Available data:
# # # #

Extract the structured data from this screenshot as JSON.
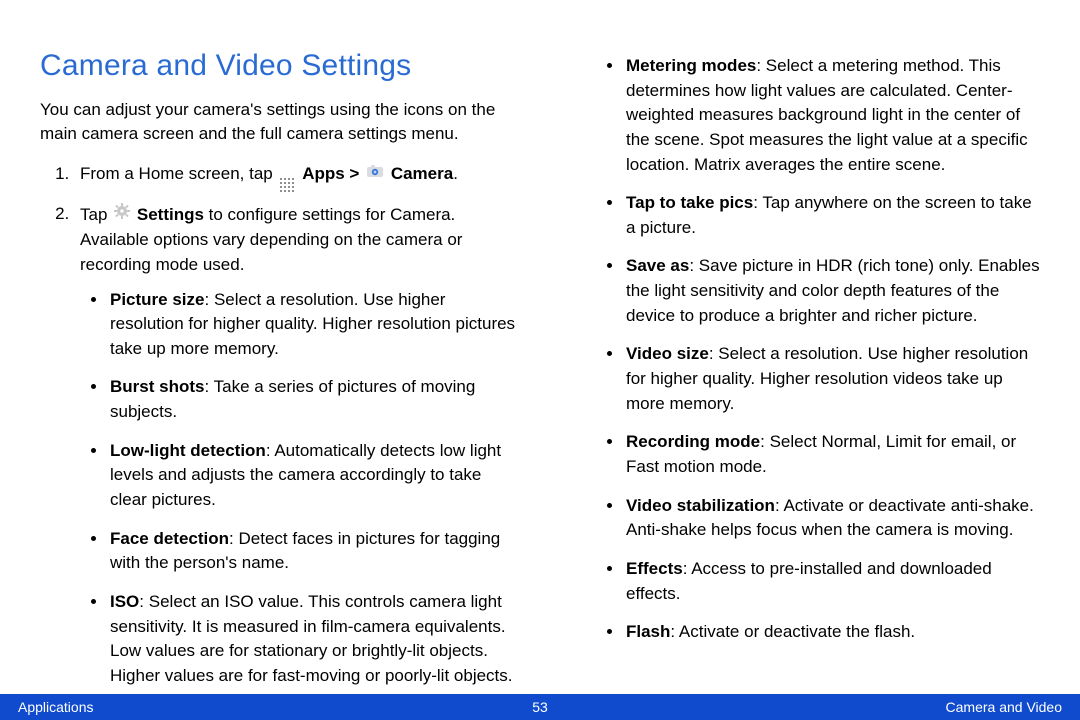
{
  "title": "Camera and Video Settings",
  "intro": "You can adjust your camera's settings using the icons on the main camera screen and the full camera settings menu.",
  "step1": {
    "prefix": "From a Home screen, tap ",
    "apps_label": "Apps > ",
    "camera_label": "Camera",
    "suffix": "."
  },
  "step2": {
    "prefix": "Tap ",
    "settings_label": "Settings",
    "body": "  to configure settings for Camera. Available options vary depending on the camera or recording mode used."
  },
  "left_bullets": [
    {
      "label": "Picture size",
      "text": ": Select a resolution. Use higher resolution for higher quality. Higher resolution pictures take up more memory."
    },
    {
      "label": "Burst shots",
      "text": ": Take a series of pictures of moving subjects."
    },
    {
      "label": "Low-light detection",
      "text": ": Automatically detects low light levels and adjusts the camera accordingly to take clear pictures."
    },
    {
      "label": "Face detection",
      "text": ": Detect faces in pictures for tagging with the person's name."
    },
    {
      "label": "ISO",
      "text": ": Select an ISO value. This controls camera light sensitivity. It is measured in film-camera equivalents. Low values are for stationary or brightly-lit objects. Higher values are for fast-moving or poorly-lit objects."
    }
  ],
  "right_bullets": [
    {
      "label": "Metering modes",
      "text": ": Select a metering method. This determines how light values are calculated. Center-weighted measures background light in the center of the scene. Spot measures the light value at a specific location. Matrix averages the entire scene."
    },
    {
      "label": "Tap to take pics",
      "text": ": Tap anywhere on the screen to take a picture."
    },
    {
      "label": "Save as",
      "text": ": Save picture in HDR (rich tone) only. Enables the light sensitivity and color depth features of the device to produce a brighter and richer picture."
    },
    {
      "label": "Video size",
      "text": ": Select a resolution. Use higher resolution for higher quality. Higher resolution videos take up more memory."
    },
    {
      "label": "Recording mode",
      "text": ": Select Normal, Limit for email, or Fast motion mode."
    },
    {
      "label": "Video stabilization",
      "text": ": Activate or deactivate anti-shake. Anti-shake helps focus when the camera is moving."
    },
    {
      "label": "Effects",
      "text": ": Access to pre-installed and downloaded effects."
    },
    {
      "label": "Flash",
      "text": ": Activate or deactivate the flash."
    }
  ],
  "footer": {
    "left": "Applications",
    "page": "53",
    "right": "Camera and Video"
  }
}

# # # #

To be done:
Consider the entries above and return each line with the string "Activate".

Output for this task:
      "text": ": Activate or deactivate anti-shake. Anti-shake helps focus when the camera is moving."
      "text": ": Activate or deactivate the flash."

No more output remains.